### GIVEN PROBLEM
Print the listing as it stands, omitting all images.

------ INPUT ROWS

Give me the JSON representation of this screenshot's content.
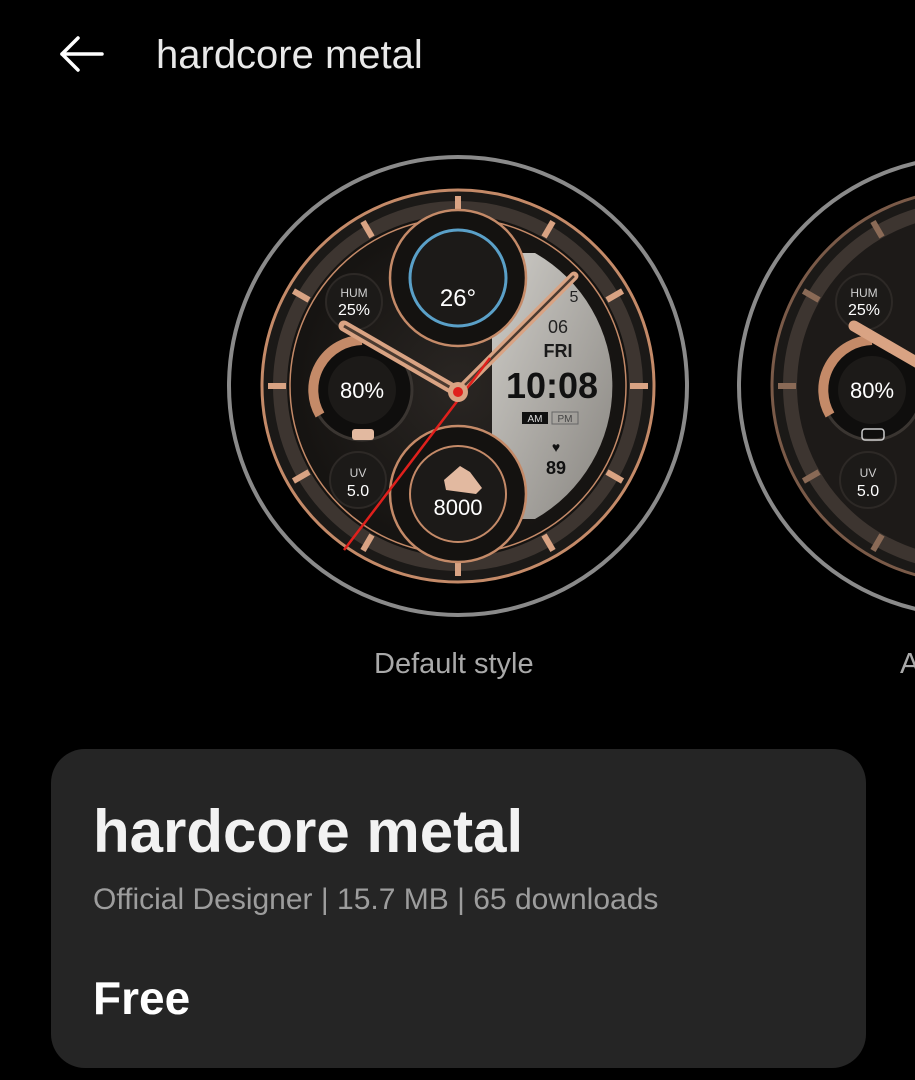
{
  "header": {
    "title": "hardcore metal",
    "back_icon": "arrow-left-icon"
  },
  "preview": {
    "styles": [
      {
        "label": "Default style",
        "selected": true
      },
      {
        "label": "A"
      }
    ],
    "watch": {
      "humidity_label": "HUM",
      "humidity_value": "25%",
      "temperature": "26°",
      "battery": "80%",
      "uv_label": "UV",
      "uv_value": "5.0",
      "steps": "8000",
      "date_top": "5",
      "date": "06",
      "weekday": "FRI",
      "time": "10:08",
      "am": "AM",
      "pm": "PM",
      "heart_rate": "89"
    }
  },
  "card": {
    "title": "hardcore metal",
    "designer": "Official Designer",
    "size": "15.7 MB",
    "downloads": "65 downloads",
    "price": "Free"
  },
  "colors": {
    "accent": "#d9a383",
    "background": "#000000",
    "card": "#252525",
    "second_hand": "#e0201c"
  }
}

------------

### WRITTEN RESPONSE
Give me the JSON representation of this screenshot's content.
{
  "header": {
    "title": "hardcore metal",
    "back_icon": "arrow-left-icon"
  },
  "preview": {
    "styles": [
      {
        "label": "Default style",
        "selected": true
      },
      {
        "label": "A"
      }
    ],
    "watch": {
      "humidity_label": "HUM",
      "humidity_value": "25%",
      "temperature": "26°",
      "battery": "80%",
      "uv_label": "UV",
      "uv_value": "5.0",
      "steps": "8000",
      "date_top": "5",
      "date": "06",
      "weekday": "FRI",
      "time": "10:08",
      "am": "AM",
      "pm": "PM",
      "heart_rate": "89"
    }
  },
  "card": {
    "title": "hardcore metal",
    "designer": "Official Designer",
    "size": "15.7 MB",
    "downloads": "65 downloads",
    "price": "Free"
  },
  "colors": {
    "accent": "#d9a383",
    "background": "#000000",
    "card": "#252525",
    "second_hand": "#e0201c"
  }
}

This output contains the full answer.